**Problem description:**
Please convert the material from its first line up to and including the line containing "cell-model: NX-2 [10,126,68,144]" into a JSON list of strings, one string per line, with blank lines left out.

(begin)

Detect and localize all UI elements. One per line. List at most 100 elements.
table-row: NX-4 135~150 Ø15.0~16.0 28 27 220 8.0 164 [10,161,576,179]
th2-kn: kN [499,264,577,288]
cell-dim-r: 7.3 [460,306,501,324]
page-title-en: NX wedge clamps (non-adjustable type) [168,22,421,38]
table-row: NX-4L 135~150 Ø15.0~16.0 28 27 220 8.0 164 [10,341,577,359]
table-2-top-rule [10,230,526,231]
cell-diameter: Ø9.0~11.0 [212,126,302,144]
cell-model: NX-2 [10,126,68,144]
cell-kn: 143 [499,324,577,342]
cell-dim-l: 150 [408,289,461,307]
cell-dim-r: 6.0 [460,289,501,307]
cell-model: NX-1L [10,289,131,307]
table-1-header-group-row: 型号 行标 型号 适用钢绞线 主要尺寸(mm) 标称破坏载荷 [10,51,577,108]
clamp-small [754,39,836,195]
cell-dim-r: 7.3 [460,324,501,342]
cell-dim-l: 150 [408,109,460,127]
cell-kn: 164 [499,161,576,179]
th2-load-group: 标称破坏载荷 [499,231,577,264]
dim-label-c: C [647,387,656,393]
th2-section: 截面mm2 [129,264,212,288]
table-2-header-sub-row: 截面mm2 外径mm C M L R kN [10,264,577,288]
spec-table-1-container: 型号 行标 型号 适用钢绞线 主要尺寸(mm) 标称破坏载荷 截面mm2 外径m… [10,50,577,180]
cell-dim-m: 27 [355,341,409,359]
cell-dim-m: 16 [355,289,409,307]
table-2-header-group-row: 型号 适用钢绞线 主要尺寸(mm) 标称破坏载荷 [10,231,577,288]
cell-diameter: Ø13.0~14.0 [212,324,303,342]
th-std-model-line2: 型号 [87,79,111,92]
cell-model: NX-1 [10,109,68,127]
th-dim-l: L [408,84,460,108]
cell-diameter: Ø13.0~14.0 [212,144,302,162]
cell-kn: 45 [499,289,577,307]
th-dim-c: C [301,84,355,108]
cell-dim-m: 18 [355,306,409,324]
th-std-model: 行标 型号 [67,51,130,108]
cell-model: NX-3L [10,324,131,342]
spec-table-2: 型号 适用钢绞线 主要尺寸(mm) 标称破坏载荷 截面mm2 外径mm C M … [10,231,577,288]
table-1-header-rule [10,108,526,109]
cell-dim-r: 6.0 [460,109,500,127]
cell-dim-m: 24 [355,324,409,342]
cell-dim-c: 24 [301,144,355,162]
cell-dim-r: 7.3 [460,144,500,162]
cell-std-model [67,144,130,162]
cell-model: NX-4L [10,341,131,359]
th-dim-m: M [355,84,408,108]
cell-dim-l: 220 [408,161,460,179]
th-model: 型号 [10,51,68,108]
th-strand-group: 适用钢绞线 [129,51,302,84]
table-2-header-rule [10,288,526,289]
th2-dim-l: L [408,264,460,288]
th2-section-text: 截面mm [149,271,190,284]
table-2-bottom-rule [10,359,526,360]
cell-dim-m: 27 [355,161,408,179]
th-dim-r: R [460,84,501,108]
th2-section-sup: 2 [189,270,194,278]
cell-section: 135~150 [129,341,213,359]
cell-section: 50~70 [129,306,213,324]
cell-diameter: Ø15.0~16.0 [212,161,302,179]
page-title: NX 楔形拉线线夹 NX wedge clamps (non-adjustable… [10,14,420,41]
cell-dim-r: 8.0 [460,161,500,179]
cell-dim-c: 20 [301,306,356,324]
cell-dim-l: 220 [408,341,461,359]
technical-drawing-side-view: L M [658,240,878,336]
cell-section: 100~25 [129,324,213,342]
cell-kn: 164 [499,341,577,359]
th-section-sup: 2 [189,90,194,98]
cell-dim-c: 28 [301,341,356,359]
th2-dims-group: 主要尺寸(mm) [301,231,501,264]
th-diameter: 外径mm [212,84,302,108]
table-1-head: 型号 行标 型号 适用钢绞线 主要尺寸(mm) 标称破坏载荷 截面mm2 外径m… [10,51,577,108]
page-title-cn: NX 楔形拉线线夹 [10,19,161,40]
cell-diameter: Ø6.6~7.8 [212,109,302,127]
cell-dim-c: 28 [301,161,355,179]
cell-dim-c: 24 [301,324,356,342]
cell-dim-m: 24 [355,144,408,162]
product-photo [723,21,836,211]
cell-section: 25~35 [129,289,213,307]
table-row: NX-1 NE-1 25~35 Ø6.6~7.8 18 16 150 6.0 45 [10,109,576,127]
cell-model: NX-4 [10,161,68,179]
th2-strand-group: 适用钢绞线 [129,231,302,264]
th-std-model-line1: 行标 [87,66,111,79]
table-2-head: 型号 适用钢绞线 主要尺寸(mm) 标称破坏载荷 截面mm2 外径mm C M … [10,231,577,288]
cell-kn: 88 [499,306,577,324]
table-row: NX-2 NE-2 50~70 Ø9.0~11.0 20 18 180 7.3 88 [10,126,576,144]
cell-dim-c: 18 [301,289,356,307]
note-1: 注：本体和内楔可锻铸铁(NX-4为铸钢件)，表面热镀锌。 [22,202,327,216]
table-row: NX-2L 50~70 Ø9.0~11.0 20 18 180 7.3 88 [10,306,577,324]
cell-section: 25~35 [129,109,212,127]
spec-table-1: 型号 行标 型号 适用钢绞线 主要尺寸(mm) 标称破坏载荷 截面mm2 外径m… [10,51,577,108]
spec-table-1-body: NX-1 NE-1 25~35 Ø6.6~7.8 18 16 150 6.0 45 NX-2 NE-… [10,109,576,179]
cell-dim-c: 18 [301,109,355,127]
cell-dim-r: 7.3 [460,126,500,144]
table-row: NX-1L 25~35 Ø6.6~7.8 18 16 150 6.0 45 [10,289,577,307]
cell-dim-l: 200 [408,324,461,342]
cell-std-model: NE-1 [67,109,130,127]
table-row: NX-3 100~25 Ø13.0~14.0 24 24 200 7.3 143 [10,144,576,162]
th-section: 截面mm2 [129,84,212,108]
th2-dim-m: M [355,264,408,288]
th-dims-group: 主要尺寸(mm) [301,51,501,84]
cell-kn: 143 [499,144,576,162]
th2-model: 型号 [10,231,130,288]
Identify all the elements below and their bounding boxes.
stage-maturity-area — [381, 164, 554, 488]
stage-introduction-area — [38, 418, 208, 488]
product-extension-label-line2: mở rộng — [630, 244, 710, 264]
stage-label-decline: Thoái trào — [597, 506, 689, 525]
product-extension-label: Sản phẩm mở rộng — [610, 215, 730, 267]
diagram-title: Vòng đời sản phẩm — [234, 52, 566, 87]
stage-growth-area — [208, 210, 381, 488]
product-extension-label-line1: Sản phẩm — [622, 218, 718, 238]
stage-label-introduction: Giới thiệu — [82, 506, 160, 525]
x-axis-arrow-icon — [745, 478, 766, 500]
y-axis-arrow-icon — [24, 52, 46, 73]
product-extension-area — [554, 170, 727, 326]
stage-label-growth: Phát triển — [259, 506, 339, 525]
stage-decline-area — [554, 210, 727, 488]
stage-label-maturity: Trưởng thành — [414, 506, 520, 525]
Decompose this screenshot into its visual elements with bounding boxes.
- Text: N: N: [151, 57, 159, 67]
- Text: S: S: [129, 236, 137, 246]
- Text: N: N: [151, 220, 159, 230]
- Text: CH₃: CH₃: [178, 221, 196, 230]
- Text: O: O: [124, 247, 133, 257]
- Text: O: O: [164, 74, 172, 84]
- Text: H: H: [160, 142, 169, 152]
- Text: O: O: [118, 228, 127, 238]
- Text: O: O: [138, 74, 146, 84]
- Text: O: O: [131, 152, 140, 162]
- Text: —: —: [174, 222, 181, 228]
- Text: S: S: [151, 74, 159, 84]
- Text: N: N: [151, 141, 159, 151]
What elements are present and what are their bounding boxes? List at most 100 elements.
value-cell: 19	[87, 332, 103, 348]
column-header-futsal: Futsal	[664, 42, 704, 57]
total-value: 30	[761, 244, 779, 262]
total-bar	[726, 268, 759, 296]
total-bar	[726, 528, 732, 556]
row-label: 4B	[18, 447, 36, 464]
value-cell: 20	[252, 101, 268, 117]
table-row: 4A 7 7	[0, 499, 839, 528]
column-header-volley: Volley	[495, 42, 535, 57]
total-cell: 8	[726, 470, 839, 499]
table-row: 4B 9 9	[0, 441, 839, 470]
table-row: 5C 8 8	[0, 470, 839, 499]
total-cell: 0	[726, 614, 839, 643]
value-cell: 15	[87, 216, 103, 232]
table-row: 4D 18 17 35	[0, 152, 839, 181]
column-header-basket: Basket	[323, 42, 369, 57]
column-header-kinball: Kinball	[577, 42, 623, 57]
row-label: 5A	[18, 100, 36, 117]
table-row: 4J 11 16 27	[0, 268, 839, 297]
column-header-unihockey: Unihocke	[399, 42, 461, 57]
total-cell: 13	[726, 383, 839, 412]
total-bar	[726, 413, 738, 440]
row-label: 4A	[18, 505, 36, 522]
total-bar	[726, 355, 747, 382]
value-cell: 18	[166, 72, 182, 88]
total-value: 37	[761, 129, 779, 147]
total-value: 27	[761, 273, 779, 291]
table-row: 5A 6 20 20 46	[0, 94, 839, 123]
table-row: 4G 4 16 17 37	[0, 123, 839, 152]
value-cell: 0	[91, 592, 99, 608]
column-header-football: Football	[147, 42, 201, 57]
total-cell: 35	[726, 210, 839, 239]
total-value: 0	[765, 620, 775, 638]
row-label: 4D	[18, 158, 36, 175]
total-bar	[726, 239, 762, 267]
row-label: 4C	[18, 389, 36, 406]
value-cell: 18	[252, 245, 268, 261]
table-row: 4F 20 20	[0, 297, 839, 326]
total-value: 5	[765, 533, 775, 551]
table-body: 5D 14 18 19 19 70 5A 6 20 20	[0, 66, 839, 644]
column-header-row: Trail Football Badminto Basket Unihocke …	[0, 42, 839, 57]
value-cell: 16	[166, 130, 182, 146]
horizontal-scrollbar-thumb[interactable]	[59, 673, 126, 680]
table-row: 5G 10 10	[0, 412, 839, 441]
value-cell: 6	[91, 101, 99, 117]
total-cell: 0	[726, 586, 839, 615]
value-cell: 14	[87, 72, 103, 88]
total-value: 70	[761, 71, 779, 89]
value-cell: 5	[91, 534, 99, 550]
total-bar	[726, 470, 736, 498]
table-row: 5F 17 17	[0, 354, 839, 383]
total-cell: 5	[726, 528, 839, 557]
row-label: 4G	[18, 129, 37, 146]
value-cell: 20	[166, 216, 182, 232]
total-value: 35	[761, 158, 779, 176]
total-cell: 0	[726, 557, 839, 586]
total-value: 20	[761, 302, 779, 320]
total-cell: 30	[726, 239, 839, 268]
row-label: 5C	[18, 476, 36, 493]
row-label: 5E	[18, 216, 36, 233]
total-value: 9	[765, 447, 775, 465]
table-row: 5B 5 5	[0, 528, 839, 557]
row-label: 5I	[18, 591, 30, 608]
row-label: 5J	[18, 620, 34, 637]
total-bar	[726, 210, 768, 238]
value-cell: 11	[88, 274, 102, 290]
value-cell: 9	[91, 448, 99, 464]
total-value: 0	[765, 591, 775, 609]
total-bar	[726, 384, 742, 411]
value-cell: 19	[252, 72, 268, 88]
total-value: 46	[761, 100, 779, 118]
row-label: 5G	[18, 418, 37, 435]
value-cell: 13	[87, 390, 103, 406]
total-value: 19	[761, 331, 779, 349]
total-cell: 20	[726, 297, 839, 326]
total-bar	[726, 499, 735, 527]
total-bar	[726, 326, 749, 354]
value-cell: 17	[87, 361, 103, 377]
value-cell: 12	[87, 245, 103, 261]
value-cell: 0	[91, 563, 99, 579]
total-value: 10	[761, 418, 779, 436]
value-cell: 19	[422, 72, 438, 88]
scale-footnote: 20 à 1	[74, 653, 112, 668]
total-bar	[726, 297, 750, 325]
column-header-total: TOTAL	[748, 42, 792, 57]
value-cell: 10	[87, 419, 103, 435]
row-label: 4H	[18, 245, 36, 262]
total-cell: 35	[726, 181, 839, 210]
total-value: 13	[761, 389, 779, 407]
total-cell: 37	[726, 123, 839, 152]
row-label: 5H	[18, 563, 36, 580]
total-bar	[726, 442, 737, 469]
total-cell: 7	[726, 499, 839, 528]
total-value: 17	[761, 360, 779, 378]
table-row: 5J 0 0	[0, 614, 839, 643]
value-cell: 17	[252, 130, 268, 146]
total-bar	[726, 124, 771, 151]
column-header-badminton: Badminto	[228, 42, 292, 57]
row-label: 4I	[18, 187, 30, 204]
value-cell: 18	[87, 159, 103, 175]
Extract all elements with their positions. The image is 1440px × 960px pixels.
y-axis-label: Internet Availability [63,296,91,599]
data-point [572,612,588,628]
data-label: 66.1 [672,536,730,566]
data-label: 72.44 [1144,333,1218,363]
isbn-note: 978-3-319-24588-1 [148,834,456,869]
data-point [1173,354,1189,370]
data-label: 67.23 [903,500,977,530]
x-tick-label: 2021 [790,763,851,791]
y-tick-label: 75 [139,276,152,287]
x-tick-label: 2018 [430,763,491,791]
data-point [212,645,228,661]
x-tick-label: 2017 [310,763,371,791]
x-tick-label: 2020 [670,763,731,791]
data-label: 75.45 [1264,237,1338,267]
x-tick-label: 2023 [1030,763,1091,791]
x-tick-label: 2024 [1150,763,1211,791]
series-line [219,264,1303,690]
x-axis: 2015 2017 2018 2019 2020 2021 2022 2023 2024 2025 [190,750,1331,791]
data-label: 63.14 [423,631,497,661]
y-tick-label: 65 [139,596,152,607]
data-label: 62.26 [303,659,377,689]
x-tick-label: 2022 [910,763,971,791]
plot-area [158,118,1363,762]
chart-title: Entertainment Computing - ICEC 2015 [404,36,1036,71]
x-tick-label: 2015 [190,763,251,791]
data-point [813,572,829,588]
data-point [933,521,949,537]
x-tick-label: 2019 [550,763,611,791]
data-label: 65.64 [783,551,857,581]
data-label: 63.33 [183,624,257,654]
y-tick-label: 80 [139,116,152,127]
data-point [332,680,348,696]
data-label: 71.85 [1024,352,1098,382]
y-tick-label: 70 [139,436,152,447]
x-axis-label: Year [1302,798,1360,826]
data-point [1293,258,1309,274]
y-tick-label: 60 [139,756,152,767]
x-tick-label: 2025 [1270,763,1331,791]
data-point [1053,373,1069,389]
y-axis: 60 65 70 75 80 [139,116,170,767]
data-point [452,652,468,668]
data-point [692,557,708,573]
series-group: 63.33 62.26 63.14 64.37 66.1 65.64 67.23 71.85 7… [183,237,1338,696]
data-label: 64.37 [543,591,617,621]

(end)

**Task response:**
[
  "Detect and localize all UI elements. One per line. List at most 100 elements.",
  "table-row: NX-4 135~150 Ø15.0~16.0 28 27 220 8.0 164 [10,161,576,179]",
  "th2-kn: kN [499,264,577,288]",
  "cell-dim-r: 7.3 [460,306,501,324]",
  "page-title-en: NX wedge clamps (non-adjustable type) [168,22,421,38]",
  "table-row: NX-4L 135~150 Ø15.0~16.0 28 27 220 8.0 164 [10,341,577,359]",
  "table-2-top-rule [10,230,526,231]",
  "cell-diameter: Ø9.0~11.0 [212,126,302,144]",
  "cell-model: NX-2 [10,126,68,144]"
]